Entries from a dataset
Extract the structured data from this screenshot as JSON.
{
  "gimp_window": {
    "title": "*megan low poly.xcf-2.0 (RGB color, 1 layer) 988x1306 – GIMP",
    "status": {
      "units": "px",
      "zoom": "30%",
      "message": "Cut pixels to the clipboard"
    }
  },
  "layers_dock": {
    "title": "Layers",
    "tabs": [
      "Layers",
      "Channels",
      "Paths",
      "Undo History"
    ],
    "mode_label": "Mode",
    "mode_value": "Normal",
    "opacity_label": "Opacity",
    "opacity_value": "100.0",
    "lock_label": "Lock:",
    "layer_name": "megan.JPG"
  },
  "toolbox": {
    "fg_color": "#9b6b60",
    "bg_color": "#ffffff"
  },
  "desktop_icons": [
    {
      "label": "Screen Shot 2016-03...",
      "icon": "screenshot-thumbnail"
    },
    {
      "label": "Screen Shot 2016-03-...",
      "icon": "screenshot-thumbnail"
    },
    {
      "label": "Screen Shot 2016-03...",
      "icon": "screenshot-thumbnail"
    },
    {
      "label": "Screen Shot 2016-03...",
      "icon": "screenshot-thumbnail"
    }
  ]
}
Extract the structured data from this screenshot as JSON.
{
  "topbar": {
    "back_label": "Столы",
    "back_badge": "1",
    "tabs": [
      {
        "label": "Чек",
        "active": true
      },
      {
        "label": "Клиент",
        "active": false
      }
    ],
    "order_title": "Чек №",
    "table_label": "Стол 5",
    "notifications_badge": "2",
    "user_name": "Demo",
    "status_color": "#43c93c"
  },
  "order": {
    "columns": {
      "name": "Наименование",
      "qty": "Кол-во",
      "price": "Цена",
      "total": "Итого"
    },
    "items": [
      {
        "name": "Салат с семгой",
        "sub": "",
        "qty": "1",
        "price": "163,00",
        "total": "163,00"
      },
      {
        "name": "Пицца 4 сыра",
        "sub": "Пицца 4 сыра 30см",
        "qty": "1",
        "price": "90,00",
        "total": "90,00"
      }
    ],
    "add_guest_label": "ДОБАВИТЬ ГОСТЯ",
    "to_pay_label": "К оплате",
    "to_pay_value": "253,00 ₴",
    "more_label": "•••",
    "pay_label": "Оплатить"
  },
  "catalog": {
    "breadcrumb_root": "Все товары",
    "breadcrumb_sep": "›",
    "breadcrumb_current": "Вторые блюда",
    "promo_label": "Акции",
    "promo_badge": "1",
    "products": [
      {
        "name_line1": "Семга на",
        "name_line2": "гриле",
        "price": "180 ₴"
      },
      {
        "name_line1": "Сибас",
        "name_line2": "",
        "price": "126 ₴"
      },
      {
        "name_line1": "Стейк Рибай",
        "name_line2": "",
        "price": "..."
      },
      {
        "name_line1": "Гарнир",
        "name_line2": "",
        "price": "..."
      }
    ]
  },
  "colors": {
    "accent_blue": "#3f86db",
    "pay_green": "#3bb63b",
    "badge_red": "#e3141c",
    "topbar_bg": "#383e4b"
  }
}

Your objective. Reproduce every line from the entries that holds the word "сыра".

Full response.
        "name": "Пицца 4 сыра",
        "sub": "Пицца 4 сыра 30см",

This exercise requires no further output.